[BEGIN]

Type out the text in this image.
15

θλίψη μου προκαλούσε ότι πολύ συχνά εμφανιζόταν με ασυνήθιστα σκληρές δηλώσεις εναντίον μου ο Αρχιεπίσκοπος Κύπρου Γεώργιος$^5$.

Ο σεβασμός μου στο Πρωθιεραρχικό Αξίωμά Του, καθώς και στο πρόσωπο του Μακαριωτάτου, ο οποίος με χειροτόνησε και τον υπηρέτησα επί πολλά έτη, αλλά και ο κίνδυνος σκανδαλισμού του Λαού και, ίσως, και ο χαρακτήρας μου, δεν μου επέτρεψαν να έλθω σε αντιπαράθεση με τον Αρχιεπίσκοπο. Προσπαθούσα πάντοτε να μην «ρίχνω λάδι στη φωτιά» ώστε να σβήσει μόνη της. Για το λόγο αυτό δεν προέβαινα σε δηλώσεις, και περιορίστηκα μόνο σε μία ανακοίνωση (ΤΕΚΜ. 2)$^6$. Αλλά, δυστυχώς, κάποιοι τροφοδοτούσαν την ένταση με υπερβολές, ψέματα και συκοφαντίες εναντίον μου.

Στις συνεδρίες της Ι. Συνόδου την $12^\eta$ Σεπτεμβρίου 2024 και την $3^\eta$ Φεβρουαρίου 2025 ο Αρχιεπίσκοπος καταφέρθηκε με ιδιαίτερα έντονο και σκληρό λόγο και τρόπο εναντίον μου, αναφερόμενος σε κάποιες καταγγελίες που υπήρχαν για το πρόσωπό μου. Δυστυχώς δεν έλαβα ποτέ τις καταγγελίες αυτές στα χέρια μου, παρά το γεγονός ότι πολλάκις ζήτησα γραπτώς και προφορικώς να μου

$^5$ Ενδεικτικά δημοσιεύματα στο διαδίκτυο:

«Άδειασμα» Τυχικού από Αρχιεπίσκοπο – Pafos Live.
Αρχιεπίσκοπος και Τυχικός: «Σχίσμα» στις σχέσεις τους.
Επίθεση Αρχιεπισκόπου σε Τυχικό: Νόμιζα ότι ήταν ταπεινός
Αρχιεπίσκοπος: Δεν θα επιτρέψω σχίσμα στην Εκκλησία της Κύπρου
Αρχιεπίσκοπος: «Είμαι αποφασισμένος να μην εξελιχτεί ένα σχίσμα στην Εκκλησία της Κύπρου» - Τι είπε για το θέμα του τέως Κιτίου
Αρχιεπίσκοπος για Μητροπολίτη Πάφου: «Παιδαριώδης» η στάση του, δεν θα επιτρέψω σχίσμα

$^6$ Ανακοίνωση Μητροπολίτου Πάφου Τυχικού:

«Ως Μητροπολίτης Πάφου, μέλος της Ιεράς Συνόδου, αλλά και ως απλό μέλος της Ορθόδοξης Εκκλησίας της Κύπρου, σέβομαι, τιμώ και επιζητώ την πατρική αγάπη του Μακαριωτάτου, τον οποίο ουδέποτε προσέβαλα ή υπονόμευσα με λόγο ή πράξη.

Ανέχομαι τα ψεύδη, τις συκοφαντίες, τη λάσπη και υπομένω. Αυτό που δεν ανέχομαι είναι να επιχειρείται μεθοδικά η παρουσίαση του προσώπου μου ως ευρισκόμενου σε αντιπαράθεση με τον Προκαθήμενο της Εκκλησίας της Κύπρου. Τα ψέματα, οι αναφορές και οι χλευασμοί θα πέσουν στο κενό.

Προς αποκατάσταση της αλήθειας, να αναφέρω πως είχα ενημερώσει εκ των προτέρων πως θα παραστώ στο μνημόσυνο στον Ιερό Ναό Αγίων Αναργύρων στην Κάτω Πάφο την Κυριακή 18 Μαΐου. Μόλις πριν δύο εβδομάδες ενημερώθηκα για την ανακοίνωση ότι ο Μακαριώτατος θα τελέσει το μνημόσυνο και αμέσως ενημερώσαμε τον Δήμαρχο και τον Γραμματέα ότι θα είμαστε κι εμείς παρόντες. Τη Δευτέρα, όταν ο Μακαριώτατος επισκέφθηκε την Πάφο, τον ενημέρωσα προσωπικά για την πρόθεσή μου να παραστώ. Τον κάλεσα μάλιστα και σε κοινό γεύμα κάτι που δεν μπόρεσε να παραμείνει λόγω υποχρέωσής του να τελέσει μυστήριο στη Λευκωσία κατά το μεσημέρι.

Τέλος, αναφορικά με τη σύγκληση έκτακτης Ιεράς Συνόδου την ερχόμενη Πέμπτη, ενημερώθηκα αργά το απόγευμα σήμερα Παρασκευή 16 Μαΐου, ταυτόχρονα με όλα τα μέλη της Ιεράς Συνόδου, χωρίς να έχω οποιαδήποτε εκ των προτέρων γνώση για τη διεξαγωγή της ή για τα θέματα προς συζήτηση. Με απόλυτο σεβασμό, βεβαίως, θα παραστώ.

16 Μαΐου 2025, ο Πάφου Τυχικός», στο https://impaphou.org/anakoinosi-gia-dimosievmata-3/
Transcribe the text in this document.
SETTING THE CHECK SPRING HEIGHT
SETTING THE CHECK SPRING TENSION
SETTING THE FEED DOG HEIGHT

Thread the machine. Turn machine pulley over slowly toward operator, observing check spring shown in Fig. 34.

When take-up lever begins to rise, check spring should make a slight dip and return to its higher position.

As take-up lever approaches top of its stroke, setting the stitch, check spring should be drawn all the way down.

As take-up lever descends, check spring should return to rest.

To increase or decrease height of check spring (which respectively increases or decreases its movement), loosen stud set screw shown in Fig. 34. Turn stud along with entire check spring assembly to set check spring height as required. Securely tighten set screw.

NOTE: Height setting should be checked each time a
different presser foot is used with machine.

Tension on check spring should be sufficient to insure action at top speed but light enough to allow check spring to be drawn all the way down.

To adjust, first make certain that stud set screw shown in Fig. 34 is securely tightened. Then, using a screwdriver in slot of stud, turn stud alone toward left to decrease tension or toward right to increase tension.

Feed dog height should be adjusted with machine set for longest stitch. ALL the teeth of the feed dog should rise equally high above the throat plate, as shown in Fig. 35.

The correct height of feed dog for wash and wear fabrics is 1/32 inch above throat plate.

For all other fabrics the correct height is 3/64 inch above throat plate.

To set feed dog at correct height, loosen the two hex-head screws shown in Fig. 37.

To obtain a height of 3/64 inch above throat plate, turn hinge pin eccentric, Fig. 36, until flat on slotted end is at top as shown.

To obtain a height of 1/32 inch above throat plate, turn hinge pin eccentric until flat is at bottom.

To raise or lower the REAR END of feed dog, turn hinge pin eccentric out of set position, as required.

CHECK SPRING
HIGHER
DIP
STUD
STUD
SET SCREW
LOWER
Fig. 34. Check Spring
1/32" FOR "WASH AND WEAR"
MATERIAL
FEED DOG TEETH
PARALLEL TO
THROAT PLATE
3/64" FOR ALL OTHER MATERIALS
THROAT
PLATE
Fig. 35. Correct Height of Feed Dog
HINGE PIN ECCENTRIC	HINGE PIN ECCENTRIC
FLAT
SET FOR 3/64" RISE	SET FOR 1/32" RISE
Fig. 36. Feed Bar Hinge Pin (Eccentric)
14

[END]

### What is being asked
Go through the entries above and copy every line containing "Αρχιεπίσκοπος".

### Solution
θλίψη μου προκαλούσε ότι πολύ συχνά εμφανιζόταν με ασυνήθιστα σκληρές δηλώσεις εναντίον μου ο Αρχιεπίσκοπος Κύπρου Γεώργιος$^5$.
Στις συνεδρίες της Ι. Συνόδου την $12^\eta$ Σεπτεμβρίου 2024 και την $3^\eta$ Φεβρουαρίου 2025 ο Αρχιεπίσκοπος καταφέρθηκε με ιδιαίτερα έντονο και σκληρό λόγο και τρόπο εναντίον μου, αναφερόμενος σε κάποιες καταγγελίες που υπήρχαν για το πρόσωπό μου. Δυστυχώς δεν έλαβα ποτέ τις καταγγελίες αυτές στα χέρια μου, παρά το γεγονός ότι πολλάκις ζήτησα γραπτώς και προφορικώς να μου
Αρχιεπίσκοπος και Τυχικός: «Σχίσμα» στις σχέσεις τους.
Αρχιεπίσκοπος: Δεν θα επιτρέψω σχίσμα στην Εκκλησία της Κύπρου
Αρχιεπίσκοπος: «Είμαι αποφασισμένος να μην εξελιχτεί ένα σχίσμα στην Εκκλησία της Κύπρου» - Τι είπε για το θέμα του τέως Κιτίου
Αρχιεπίσκοπος για Μητροπολίτη Πάφου: «Παιδαριώδης» η στάση του, δεν θα επιτρέψω σχίσμα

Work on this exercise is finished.